EXERCISE DIRECTIONS.
Keep only the lines that hold the string "бюджете", filtering out the rest of the entries below.

Stored records

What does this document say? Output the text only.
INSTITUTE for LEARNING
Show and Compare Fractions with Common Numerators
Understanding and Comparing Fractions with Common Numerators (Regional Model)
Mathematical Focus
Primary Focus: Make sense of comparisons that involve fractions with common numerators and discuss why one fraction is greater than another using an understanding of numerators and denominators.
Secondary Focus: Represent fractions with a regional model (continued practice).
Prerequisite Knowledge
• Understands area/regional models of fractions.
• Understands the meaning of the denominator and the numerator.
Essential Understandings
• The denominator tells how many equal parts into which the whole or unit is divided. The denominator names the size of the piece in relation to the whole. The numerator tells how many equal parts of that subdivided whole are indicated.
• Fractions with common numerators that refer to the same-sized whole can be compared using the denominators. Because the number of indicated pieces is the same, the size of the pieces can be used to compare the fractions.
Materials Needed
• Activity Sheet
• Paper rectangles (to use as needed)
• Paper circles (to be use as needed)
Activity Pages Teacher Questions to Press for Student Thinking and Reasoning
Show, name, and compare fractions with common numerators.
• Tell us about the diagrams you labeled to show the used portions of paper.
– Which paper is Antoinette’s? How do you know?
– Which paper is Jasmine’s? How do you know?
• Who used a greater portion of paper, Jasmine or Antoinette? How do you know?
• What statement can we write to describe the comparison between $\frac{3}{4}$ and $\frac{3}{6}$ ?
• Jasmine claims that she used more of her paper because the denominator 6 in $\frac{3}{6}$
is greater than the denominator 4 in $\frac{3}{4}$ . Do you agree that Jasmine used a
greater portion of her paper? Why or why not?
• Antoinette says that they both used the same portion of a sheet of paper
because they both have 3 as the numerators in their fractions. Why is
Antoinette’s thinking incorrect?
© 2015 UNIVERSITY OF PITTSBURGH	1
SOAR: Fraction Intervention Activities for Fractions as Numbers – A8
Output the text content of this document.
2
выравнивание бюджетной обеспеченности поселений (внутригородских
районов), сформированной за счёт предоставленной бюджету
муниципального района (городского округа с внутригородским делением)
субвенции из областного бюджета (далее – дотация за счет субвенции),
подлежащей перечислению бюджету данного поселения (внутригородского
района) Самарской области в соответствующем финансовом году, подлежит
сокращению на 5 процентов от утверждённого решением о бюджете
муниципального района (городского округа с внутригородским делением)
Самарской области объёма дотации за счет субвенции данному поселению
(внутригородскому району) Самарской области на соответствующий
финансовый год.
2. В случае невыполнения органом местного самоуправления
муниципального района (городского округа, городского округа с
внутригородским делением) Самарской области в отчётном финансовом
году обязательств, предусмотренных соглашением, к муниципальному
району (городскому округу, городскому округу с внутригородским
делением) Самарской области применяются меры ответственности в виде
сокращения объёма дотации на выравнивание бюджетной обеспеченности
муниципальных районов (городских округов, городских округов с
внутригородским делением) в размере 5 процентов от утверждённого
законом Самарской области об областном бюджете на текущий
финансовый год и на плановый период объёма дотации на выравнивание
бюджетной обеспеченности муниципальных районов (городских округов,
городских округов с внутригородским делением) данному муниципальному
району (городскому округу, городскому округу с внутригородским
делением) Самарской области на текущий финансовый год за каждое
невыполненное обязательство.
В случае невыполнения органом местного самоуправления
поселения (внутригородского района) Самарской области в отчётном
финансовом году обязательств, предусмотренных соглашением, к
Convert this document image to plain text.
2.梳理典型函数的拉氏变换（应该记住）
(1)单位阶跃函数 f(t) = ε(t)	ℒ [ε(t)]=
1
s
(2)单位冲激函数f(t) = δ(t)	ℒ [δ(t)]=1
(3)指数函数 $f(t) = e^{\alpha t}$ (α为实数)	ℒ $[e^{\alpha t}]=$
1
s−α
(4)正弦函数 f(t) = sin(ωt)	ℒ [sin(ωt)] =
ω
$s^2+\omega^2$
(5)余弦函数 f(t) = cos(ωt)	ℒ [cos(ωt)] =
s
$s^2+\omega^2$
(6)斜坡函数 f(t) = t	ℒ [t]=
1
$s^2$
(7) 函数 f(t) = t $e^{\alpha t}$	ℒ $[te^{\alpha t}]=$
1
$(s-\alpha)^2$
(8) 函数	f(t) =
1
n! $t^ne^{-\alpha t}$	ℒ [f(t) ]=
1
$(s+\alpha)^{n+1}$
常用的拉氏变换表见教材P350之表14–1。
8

TASK RESPONSE.
сокращению на 5 процентов от утверждённого решением о бюджете
законом Самарской области об областном бюджете на текущий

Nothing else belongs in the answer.